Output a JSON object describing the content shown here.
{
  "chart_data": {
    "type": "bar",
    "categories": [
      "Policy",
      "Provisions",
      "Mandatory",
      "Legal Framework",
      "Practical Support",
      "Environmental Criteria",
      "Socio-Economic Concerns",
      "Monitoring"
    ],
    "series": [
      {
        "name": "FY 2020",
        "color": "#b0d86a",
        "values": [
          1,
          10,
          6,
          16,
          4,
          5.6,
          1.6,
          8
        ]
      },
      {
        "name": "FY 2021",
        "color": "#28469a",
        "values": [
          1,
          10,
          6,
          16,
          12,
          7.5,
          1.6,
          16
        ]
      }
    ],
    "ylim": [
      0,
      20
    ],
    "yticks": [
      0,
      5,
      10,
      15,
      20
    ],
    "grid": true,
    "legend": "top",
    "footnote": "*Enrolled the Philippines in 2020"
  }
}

※ ※ ※

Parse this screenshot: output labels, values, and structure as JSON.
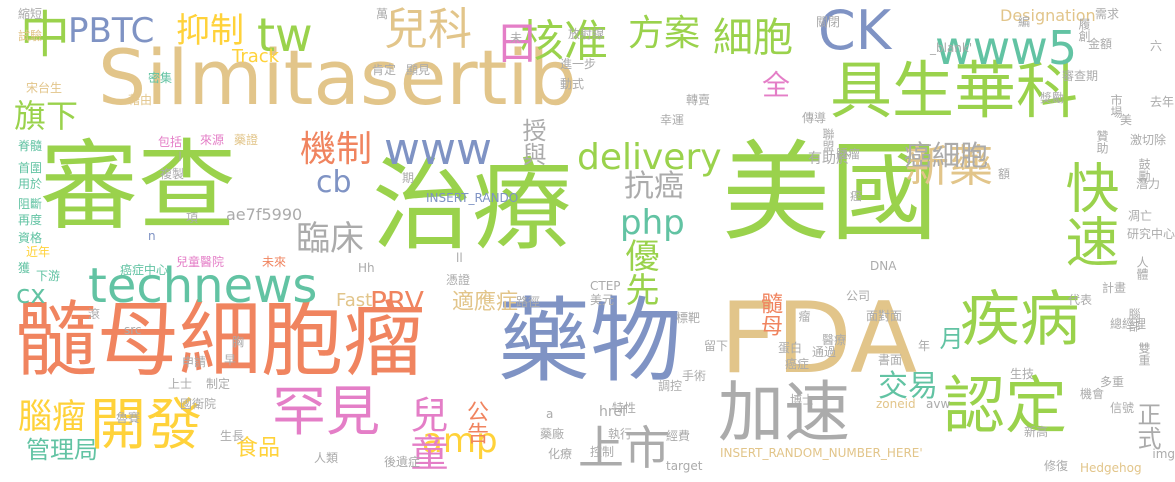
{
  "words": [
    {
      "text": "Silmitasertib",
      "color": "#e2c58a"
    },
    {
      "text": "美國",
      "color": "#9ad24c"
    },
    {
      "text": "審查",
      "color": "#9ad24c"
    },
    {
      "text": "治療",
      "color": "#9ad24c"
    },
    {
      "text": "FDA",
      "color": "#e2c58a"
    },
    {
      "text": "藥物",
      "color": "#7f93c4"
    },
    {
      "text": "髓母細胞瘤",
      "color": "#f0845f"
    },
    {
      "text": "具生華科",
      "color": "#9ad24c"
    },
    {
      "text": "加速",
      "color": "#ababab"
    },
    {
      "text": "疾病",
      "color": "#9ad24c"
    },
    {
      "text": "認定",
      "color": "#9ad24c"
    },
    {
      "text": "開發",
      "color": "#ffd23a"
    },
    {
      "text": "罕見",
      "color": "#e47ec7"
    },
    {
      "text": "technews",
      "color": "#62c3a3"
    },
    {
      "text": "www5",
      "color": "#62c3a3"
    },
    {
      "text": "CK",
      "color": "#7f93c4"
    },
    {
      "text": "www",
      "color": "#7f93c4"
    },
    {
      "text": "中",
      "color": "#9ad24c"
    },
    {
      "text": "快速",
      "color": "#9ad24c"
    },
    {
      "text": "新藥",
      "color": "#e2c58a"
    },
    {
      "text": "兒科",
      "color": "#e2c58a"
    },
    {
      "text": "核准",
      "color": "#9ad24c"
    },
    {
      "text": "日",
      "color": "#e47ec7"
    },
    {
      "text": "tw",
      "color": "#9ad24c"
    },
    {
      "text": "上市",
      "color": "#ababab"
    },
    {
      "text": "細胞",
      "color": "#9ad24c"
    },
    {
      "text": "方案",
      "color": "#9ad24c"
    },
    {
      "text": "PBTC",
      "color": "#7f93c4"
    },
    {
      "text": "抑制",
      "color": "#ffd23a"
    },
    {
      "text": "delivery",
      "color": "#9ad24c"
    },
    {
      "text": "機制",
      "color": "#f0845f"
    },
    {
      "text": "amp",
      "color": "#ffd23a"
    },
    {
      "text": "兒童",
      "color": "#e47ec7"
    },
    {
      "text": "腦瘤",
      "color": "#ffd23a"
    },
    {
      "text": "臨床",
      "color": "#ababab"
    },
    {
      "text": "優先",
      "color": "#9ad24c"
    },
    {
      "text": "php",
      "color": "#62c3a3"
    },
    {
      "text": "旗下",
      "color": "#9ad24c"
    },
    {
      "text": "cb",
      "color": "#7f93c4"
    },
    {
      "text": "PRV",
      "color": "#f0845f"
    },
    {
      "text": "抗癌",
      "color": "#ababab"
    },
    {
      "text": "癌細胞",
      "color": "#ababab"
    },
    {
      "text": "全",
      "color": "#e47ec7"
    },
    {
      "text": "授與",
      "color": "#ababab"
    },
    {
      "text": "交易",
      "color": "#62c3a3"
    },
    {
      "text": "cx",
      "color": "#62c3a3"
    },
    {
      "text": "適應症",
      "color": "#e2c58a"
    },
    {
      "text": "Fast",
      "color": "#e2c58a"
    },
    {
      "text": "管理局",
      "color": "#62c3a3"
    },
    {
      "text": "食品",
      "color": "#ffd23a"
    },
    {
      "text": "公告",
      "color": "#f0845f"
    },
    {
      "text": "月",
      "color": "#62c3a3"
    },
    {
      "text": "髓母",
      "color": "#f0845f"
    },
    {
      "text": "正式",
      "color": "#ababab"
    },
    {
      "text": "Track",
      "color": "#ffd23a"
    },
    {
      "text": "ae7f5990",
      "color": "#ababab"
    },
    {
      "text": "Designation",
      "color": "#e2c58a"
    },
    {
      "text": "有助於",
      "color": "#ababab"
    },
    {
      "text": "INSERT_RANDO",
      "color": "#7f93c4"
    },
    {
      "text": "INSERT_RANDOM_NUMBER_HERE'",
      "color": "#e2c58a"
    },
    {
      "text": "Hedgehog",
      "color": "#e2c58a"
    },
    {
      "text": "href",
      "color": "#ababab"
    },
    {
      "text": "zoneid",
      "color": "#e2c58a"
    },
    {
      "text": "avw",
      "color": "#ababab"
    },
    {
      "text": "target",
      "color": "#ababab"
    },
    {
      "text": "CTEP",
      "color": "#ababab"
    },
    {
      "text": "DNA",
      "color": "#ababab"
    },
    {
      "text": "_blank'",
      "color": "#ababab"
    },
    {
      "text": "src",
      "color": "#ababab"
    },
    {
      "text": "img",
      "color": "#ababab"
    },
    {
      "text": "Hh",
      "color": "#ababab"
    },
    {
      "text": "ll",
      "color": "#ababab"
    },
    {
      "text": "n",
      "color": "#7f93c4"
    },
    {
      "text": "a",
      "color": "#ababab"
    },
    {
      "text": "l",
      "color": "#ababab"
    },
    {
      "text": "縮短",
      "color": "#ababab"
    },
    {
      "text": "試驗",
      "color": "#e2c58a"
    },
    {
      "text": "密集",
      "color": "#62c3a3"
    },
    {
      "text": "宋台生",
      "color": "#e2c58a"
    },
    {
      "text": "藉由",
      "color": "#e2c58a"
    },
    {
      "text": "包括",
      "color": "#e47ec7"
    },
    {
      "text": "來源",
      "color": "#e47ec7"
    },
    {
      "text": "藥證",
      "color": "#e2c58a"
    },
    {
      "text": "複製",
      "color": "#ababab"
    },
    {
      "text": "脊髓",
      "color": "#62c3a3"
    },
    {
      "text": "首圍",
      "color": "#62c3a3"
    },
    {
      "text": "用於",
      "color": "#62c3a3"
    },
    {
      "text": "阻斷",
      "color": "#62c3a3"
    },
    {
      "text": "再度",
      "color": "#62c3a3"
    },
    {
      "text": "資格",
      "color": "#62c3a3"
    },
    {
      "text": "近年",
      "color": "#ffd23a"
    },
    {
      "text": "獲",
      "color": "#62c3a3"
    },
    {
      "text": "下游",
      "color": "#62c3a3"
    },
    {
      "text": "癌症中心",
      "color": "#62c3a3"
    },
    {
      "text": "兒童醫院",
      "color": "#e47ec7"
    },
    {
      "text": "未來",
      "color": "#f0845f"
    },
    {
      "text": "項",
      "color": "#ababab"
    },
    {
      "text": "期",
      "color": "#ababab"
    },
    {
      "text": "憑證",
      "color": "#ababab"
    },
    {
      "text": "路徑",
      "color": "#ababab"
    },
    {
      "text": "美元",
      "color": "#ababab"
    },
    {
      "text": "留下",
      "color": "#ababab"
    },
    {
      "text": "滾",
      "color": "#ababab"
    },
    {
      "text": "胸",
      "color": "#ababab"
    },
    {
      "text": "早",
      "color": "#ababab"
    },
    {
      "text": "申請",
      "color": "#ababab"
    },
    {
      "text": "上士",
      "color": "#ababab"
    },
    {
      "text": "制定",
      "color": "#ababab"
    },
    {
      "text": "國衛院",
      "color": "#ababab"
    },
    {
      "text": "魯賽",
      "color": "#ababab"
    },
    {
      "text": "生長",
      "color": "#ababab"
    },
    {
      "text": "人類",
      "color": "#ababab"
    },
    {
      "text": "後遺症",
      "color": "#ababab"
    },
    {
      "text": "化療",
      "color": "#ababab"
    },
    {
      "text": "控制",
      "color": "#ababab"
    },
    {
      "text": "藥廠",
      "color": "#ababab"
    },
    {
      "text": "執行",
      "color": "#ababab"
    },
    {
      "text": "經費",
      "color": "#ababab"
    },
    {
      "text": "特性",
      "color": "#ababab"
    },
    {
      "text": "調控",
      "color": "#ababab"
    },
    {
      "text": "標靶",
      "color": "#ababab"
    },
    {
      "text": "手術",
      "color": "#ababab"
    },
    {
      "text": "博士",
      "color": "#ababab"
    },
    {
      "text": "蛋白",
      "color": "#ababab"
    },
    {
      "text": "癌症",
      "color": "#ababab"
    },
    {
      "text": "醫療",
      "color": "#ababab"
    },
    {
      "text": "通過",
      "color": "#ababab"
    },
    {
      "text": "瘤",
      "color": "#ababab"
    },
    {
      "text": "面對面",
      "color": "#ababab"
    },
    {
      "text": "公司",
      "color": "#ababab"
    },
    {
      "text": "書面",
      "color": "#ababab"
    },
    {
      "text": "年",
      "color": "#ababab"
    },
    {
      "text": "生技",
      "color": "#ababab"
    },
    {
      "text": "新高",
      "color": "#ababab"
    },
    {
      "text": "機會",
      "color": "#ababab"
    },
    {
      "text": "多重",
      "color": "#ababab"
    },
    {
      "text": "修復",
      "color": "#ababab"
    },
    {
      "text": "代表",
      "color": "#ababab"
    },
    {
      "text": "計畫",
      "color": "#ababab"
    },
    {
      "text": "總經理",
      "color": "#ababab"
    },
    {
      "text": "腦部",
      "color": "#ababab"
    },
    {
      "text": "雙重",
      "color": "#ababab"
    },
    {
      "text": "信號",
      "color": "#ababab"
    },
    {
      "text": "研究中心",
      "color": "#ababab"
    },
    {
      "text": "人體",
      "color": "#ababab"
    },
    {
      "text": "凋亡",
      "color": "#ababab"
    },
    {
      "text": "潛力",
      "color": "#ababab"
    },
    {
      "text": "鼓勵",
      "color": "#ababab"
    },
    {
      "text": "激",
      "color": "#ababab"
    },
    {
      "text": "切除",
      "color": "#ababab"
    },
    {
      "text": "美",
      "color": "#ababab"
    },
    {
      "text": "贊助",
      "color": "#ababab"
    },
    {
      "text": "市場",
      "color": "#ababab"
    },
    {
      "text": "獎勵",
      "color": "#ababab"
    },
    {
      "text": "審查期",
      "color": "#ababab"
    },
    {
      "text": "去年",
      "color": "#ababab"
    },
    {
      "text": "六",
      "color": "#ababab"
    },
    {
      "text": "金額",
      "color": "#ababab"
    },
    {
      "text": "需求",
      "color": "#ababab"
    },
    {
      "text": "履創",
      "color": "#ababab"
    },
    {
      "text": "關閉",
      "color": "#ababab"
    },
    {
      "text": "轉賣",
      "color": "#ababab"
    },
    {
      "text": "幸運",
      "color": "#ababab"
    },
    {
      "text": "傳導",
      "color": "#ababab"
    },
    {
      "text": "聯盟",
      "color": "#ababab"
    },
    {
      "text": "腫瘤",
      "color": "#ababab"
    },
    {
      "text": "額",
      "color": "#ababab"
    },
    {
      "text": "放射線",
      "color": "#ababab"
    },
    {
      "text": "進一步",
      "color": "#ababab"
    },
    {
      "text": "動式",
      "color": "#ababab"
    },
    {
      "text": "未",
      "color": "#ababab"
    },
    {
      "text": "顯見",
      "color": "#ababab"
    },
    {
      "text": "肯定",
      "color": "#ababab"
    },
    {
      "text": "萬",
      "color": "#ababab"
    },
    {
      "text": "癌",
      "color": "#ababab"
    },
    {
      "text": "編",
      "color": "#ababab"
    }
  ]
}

※ ※ ※

» Your goal
Look through the data above. Each line containing the word "JSON" needs to be copied.

» The solution
Output a JSON object describing the content shown here.
Parse this screenshot: output labels, values, and structure as JSON.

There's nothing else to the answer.